►

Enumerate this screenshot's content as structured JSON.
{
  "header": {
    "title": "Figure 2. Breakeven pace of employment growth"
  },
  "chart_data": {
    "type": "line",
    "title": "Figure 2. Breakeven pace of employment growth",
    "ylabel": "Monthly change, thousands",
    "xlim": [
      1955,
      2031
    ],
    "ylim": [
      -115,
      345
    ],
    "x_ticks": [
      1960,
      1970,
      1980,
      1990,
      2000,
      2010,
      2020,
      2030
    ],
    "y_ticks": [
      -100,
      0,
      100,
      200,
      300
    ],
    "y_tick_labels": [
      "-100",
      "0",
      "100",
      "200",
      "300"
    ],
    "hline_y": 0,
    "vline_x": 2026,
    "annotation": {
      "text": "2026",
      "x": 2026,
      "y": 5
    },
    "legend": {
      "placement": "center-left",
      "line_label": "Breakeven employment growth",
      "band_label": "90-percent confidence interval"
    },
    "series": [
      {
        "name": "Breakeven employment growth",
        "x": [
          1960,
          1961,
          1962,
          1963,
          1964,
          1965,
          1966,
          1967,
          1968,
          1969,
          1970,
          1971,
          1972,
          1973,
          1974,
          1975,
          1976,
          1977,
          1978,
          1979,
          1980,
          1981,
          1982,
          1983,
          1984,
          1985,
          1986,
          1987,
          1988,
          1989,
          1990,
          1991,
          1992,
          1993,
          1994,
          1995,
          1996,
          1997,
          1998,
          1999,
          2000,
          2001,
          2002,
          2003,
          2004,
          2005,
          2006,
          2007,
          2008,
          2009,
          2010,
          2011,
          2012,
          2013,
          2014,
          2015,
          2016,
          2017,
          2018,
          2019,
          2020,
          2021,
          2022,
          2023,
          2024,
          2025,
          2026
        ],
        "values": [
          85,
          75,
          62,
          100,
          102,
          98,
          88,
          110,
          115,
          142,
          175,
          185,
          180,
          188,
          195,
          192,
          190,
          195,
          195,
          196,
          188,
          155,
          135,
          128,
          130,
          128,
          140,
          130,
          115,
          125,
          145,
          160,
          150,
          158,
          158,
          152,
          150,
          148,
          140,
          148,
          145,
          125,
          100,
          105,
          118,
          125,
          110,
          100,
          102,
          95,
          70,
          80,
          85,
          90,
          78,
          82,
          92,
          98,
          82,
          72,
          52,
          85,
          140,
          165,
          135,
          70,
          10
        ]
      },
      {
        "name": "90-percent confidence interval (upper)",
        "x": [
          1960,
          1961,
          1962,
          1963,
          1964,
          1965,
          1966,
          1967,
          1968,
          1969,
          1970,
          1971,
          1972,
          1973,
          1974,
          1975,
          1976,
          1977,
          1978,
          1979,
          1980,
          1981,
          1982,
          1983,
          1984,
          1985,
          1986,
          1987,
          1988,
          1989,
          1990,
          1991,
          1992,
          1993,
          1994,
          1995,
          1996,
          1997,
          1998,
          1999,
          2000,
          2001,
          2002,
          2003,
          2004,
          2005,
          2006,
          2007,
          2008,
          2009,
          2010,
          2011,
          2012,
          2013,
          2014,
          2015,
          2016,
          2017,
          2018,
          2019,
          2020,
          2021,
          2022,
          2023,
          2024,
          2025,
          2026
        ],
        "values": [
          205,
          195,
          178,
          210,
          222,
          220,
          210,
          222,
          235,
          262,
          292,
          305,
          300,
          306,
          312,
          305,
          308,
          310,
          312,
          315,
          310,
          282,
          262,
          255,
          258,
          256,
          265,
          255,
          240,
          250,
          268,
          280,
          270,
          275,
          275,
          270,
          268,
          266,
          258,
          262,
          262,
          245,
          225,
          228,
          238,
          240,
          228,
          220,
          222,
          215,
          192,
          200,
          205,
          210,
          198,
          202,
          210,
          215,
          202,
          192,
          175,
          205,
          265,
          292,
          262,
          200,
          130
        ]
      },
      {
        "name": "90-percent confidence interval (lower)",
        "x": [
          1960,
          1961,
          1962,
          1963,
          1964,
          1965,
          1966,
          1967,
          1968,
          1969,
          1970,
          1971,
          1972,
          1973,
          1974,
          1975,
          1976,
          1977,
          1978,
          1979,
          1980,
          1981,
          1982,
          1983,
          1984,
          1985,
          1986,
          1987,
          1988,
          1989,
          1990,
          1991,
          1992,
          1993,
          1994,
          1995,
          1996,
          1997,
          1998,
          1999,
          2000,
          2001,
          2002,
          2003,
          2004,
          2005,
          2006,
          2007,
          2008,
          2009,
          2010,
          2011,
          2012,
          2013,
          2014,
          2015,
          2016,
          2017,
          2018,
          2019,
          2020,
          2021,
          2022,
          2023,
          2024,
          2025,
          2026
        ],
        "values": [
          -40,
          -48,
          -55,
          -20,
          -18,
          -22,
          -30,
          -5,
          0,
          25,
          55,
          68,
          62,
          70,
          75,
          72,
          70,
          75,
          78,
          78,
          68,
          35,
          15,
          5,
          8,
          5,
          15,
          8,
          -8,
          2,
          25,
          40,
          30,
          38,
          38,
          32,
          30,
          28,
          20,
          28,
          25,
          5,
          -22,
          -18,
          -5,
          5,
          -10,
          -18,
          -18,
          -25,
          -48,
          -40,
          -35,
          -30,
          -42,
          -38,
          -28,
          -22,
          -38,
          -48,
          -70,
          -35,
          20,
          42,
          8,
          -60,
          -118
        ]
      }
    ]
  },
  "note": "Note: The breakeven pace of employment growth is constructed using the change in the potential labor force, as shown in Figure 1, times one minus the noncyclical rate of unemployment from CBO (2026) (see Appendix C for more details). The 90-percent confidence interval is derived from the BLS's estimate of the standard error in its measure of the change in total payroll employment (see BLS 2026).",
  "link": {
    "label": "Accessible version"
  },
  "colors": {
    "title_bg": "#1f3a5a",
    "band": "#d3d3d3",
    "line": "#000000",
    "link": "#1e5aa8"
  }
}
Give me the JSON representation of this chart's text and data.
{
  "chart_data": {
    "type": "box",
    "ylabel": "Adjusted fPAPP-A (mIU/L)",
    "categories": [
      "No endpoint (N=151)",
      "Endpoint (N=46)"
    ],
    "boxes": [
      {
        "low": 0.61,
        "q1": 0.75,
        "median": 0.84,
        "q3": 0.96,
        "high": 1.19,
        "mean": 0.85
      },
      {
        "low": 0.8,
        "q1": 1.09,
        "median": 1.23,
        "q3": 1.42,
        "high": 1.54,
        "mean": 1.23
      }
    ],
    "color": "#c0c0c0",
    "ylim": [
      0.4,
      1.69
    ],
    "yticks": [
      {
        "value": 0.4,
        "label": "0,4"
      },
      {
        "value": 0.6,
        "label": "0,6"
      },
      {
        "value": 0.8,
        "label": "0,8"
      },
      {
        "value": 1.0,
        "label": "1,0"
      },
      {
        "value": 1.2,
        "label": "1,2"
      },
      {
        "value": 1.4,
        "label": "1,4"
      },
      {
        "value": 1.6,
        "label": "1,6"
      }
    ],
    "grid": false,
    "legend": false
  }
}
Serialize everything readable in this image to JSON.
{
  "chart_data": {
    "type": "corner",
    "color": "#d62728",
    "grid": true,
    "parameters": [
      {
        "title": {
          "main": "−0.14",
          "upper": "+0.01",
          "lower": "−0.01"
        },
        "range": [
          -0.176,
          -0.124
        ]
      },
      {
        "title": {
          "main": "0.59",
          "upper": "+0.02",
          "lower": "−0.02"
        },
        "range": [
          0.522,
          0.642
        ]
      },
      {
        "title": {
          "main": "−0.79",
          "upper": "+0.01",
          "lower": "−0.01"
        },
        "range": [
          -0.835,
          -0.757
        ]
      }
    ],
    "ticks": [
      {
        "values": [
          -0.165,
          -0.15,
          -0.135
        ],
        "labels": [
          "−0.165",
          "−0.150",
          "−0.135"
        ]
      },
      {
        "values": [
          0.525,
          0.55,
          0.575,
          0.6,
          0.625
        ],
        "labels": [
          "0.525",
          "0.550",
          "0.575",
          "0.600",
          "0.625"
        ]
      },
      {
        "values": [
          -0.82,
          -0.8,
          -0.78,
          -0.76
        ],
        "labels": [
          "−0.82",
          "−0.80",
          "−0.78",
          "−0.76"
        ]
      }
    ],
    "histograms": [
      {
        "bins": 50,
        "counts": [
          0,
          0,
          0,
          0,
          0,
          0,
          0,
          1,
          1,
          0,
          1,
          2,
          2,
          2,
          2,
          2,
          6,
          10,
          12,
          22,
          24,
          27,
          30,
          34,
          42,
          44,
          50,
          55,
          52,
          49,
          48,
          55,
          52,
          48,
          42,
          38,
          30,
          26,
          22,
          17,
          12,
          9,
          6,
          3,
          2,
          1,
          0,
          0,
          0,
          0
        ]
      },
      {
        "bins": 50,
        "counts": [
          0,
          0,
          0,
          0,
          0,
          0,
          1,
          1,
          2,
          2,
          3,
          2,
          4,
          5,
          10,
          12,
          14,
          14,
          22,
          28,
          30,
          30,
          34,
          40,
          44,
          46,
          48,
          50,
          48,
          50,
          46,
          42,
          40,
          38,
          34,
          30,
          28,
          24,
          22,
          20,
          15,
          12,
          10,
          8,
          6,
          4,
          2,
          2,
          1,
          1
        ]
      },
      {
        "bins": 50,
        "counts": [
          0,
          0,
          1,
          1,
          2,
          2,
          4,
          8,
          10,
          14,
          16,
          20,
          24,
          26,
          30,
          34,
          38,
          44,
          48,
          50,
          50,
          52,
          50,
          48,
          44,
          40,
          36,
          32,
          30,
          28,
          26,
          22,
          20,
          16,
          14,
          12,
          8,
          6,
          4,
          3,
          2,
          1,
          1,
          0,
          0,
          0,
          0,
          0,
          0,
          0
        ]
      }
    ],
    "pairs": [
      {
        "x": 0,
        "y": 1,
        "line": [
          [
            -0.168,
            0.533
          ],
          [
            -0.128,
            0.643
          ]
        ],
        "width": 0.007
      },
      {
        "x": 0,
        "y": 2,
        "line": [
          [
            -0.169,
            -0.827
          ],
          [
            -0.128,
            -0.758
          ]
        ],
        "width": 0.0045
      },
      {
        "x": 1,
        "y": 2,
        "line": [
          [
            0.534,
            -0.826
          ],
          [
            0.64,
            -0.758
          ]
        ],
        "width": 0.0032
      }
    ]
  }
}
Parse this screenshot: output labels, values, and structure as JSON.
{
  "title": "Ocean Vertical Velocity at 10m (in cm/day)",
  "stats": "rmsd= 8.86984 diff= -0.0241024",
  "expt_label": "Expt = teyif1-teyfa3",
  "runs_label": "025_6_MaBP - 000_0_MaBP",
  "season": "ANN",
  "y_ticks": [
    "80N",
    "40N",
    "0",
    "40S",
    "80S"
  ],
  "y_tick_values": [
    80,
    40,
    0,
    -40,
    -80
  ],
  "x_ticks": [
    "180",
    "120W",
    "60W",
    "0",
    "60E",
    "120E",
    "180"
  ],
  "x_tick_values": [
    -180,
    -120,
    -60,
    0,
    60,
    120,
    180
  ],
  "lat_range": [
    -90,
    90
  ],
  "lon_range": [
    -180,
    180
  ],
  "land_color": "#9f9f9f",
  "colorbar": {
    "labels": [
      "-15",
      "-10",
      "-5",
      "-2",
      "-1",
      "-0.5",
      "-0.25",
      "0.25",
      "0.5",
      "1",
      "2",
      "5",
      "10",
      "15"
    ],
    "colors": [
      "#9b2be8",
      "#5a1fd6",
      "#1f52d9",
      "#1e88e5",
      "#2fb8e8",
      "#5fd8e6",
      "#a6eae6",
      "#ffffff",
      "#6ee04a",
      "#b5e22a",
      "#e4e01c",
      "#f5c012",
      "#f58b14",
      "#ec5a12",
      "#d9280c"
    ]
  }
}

◄

## Written instruction
Reproduce every line from the entries that holds the word "name".

## The result
        "name": "Breakeven employment growth",
        "name": "90-percent confidence interval (upper)",
        "name": "90-percent confidence interval (lower)",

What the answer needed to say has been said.